** Begin **

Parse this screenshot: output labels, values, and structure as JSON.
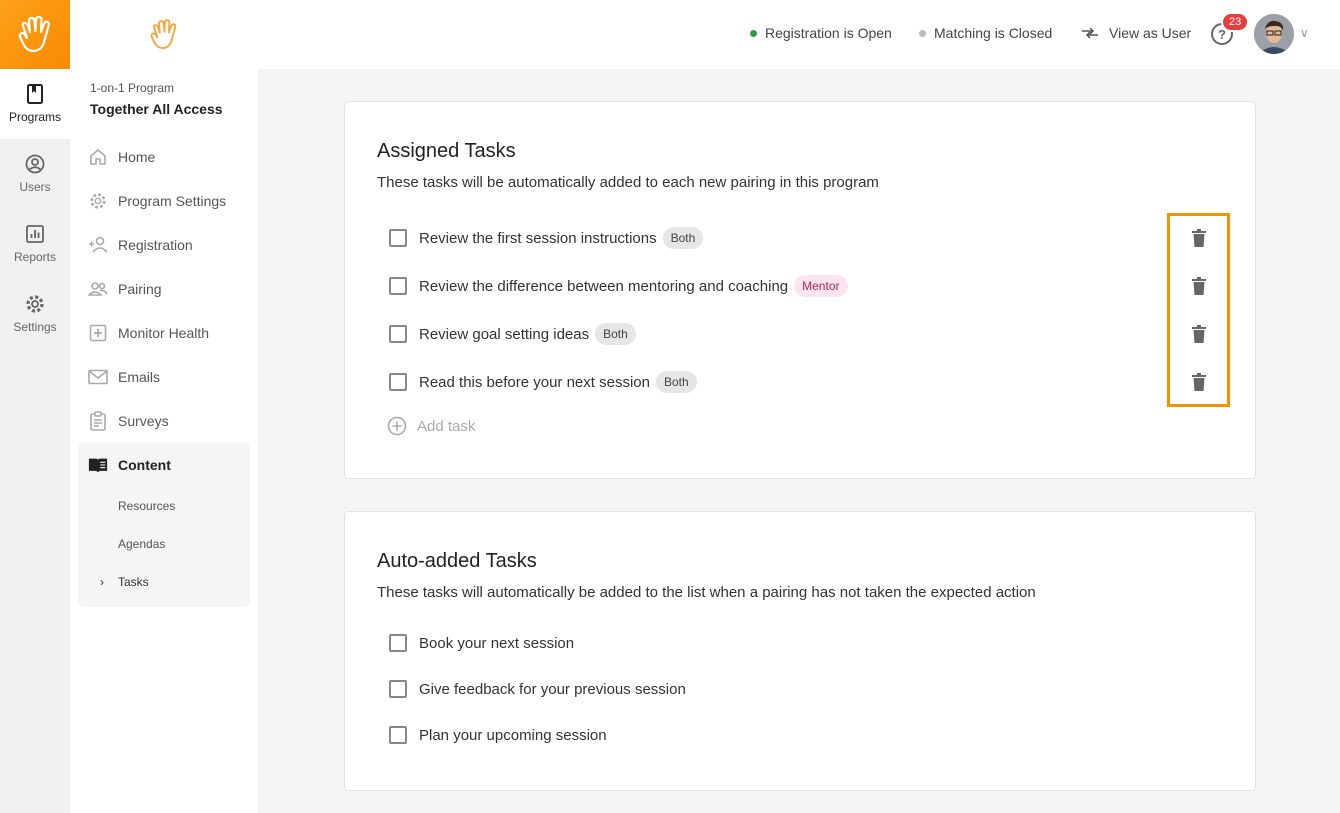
{
  "rail": {
    "items": [
      {
        "label": "Programs",
        "icon": "book-icon",
        "active": true
      },
      {
        "label": "Users",
        "icon": "user-circle-icon"
      },
      {
        "label": "Reports",
        "icon": "bar-chart-icon"
      },
      {
        "label": "Settings",
        "icon": "gear-icon"
      }
    ]
  },
  "sidebar": {
    "program_caption": "1-on-1 Program",
    "program_name": "Together All Access",
    "items": [
      {
        "label": "Home",
        "icon": "home-icon"
      },
      {
        "label": "Program Settings",
        "icon": "gear-icon"
      },
      {
        "label": "Registration",
        "icon": "add-person-icon"
      },
      {
        "label": "Pairing",
        "icon": "people-icon"
      },
      {
        "label": "Monitor Health",
        "icon": "plus-box-icon"
      },
      {
        "label": "Emails",
        "icon": "mail-icon"
      },
      {
        "label": "Surveys",
        "icon": "clipboard-icon"
      }
    ],
    "content": {
      "label": "Content",
      "icon": "open-book-icon",
      "sub_items": [
        "Resources",
        "Agendas",
        "Tasks"
      ]
    }
  },
  "topbar": {
    "registration_status": "Registration is Open",
    "matching_status": "Matching is Closed",
    "view_as_user": "View as User",
    "help_badge": "23",
    "colors": {
      "open": "#2e9e44",
      "closed": "#bbbbbb",
      "badge": "#e53e3e"
    }
  },
  "assigned": {
    "title": "Assigned Tasks",
    "description": "These tasks will be automatically added to each new pairing in this program",
    "tasks": [
      {
        "label": "Review the first session instructions",
        "tag": "Both"
      },
      {
        "label": "Review the difference between mentoring and coaching",
        "tag": "Mentor"
      },
      {
        "label": "Review goal setting ideas",
        "tag": "Both"
      },
      {
        "label": "Read this before your next session",
        "tag": "Both"
      }
    ],
    "add_label": "Add task"
  },
  "auto": {
    "title": "Auto-added Tasks",
    "description": "These tasks will automatically be added to the list when a pairing has not taken the expected action",
    "tasks": [
      {
        "label": "Book your next session"
      },
      {
        "label": "Give feedback for your previous session"
      },
      {
        "label": "Plan your upcoming session"
      }
    ]
  },
  "theme": {
    "accent": "#f29400",
    "brand_orange": "#ffa11a"
  }
}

** End **

» **GIVEN TASK**
Go through the records above and copy every line with the word "added".

» **PROBLEM SOLUTION**
    "description": "These tasks will be automatically added to each new pairing in this program",
    "title": "Auto-added Tasks",
    "description": "These tasks will automatically be added to the list when a pairing has not taken the expected action",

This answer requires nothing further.